Problem —
Answer these about the court opinion below:
1. Instead of a bond for the full amount, what size of bond did the owner accept?
2. Which court is quoted on the rule that a legally enforceable promise is required?
3. On what ground did the surety company's attorney object to admitting the bond and contract into evidence?

Passage —
┌──

It has been expressly held that where specifications are thus called into a building contract such as this, and the specifications contain a guaranty, such guaranty is thereby made a part of the contract as effectually as if *Page 86 its very words were incorporated therein. [See City of Lakeview v. MacRitchie, 134 Ill. 203; Board of Education v. Jaeger, 67 N.J. Law 39; 9 Corpus. Juris., pp. 709, 710, section 40.]
But this view does not affect the result in the case. While the contract (with this clause read into it) provided for a bond "guaranteeing the payment of all valid claims for all labor and material," etc., it was competent for the School Board, in taking the bond, to waive such provision of the contract. The School Board must be regarded as having made such waiver in this case. The bond appears to be purely one to indemnify the obligee against loss, damage, liens, etc. It is true that the preamble of the bond makes reference to the specifications and the contract, and provides that the contract is made a part of the bond as fully as if recited therein. But it appears that terms of the contract thus called into the bond, could not be properly utilized to contradict or overthrow the express terms of the bond, and that the latter, when conflicting with the former, must control. By its terms, the obligation of the bond is to be void if the obligee is held harmless from claims, liens, etc.
The owner here saw fit not only to depart from what the architects had specified as to the obligations of the contractor, but to change them as to the amount of the bond, and instead of requiring a bond for the full amount, saw fit to accept one for practically one-half the amount. It had a right to do this, and when it did it and fixed the bond at a less amount, so far as the surety was concerned, that was conclusive. It was for the School Board to prescribe the terms of the bond. That it did not embody all the requirements of the architects was a matter for the Board.
In Electric Appliance Co. v. United States Fidelity Guaranty Co., 110 Wis. 434, it is held that where a contract with a city for the erection of a lighting plant expressly stipulated that the bond to be given by the contractor for the faithful performance thereof should also be conditioned for the payment by the contractor of all claims for material and labor, the acceptance of a *Page 87 bond without such condition embodied therein is a waiver thereof.
It is further said in that case that if any liability exists on the part of the Guaranty Company, it must rest upon the fact that it had a contract with the city to pay the debt due from the contractor to the plaintiff, who had furnished certain machinery to the contractor. "By reference to the contract," says the court, "it will be seen that the contractors bound themselves to furnish the bond, not only for the faithful performance of the contract, but for the payment of all claims for labor and materials. The bond accepted by the city omitted this latter provision, and was conditioned only for the performance of the contract." Under these conditions the Wisconsin Supreme Court said (l.c. 439): "We consider the true rule to be that there must not only be an intent to secure some benefit to the third party, but there must be a promise, legally enforceable."
This is an action on the bond; the measure of the liability of the surety is the bond.
Since the School Board was not liable to claims of subcontractors or materialmen; nor, because of its legal character, were its properties subject to mechanic's liens therefor, the taking of such a bond as this would appear to have been a useless thing, the surety company incurring no liability in the premises whatsoever.
It is true that in the petition in the case plaintiff alleges that the bond was given for the security of third parties and that the contract was to like effect. With these allegations in the petition, the attorney for the defendant surety company objected to the introduction of the bond and contract in evidence on the ground of variance. That objection, however, was properly overruled. These averments as to what the bond or contract meant were conclusions and not statements of constitutive facts, and so the learned trial judge held.
We find no reversible error in the action of the trial court. Its judgment is affirmed.

└──

Collected data —
┌──

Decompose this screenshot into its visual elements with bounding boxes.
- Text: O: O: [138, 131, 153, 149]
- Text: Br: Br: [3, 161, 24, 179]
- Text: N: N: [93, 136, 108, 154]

└──

Output below —
1. One for practically one-half the amount.
2. The Wisconsin Supreme Court.
3. On the ground of variance.